Direction => Repeat every record below exactly as it appears.

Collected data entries
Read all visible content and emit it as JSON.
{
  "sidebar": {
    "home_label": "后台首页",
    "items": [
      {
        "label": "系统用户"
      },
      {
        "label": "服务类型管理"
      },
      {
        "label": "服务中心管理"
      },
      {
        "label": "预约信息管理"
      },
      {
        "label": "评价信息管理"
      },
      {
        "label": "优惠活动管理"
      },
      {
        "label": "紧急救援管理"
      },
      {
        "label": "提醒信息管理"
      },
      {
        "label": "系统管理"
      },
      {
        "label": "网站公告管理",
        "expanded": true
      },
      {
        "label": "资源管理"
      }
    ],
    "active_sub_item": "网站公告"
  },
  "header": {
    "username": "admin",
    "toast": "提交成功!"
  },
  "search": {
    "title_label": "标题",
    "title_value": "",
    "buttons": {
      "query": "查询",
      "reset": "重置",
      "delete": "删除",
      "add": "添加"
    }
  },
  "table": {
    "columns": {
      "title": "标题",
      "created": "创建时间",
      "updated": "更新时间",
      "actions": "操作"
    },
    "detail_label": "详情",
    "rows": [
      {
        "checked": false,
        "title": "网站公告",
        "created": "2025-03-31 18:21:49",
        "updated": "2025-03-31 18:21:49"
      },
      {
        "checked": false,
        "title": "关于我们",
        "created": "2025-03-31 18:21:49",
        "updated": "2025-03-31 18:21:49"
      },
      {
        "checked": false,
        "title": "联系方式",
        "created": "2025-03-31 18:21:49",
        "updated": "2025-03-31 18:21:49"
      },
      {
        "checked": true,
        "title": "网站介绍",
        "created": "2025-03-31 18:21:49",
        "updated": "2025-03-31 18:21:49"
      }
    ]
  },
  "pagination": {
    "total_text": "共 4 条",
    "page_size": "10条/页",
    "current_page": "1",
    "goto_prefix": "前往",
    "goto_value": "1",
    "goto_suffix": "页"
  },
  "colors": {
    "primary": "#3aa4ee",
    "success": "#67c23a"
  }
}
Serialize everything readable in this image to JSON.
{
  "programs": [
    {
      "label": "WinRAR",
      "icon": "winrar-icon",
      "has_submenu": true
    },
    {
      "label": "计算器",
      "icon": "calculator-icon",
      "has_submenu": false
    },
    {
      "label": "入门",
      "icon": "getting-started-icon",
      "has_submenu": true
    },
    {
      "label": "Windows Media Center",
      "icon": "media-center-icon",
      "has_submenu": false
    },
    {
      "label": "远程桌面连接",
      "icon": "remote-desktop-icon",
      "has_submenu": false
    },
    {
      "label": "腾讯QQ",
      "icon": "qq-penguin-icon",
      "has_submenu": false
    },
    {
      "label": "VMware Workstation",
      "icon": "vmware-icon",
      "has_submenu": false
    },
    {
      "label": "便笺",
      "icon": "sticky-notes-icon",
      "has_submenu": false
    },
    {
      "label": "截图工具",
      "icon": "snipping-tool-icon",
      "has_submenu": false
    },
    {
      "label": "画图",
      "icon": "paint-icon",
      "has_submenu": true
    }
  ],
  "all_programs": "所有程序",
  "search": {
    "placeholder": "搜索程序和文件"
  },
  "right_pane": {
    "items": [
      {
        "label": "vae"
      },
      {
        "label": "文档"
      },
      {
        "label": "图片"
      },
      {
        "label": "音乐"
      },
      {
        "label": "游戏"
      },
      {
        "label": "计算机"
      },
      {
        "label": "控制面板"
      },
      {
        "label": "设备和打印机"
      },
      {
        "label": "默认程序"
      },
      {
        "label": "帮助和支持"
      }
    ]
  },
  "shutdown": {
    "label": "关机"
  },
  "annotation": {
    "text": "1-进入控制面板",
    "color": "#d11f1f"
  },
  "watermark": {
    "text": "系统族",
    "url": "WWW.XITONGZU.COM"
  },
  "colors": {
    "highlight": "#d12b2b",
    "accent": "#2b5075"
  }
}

Complete output =>
Read all visible content and emit it as JSON.
{
  "sidebar": {
    "home_label": "后台首页",
    "items": [
      {
        "label": "系统用户"
      },
      {
        "label": "服务类型管理"
      },
      {
        "label": "服务中心管理"
      },
      {
        "label": "预约信息管理"
      },
      {
        "label": "评价信息管理"
      },
      {
        "label": "优惠活动管理"
      },
      {
        "label": "紧急救援管理"
      },
      {
        "label": "提醒信息管理"
      },
      {
        "label": "系统管理"
      },
      {
        "label": "网站公告管理",
        "expanded": true
      },
      {
        "label": "资源管理"
      }
    ],
    "active_sub_item": "网站公告"
  },
  "header": {
    "username": "admin",
    "toast": "提交成功!"
  },
  "search": {
    "title_label": "标题",
    "title_value": "",
    "buttons": {
      "query": "查询",
      "reset": "重置",
      "delete": "删除",
      "add": "添加"
    }
  },
  "table": {
    "columns": {
      "title": "标题",
      "created": "创建时间",
      "updated": "更新时间",
      "actions": "操作"
    },
    "detail_label": "详情",
    "rows": [
      {
        "checked": false,
        "title": "网站公告",
        "created": "2025-03-31 18:21:49",
        "updated": "2025-03-31 18:21:49"
      },
      {
        "checked": false,
        "title": "关于我们",
        "created": "2025-03-31 18:21:49",
        "updated": "2025-03-31 18:21:49"
      },
      {
        "checked": false,
        "title": "联系方式",
        "created": "2025-03-31 18:21:49",
        "updated": "2025-03-31 18:21:49"
      },
      {
        "checked": true,
        "title": "网站介绍",
        "created": "2025-03-31 18:21:49",
        "updated": "2025-03-31 18:21:49"
      }
    ]
  },
  "pagination": {
    "total_text": "共 4 条",
    "page_size": "10条/页",
    "current_page": "1",
    "goto_prefix": "前往",
    "goto_value": "1",
    "goto_suffix": "页"
  },
  "colors": {
    "primary": "#3aa4ee",
    "success": "#67c23a"
  }
}
Serialize everything readable in this image to JSON.
{
  "programs": [
    {
      "label": "WinRAR",
      "icon": "winrar-icon",
      "has_submenu": true
    },
    {
      "label": "计算器",
      "icon": "calculator-icon",
      "has_submenu": false
    },
    {
      "label": "入门",
      "icon": "getting-started-icon",
      "has_submenu": true
    },
    {
      "label": "Windows Media Center",
      "icon": "media-center-icon",
      "has_submenu": false
    },
    {
      "label": "远程桌面连接",
      "icon": "remote-desktop-icon",
      "has_submenu": false
    },
    {
      "label": "腾讯QQ",
      "icon": "qq-penguin-icon",
      "has_submenu": false
    },
    {
      "label": "VMware Workstation",
      "icon": "vmware-icon",
      "has_submenu": false
    },
    {
      "label": "便笺",
      "icon": "sticky-notes-icon",
      "has_submenu": false
    },
    {
      "label": "截图工具",
      "icon": "snipping-tool-icon",
      "has_submenu": false
    },
    {
      "label": "画图",
      "icon": "paint-icon",
      "has_submenu": true
    }
  ],
  "all_programs": "所有程序",
  "search": {
    "placeholder": "搜索程序和文件"
  },
  "right_pane": {
    "items": [
      {
        "label": "vae"
      },
      {
        "label": "文档"
      },
      {
        "label": "图片"
      },
      {
        "label": "音乐"
      },
      {
        "label": "游戏"
      },
      {
        "label": "计算机"
      },
      {
        "label": "控制面板"
      },
      {
        "label": "设备和打印机"
      },
      {
        "label": "默认程序"
      },
      {
        "label": "帮助和支持"
      }
    ]
  },
  "shutdown": {
    "label": "关机"
  },
  "annotation": {
    "text": "1-进入控制面板",
    "color": "#d11f1f"
  },
  "watermark": {
    "text": "系统族",
    "url": "WWW.XITONGZU.COM"
  },
  "colors": {
    "highlight": "#d12b2b",
    "accent": "#2b5075"
  }
}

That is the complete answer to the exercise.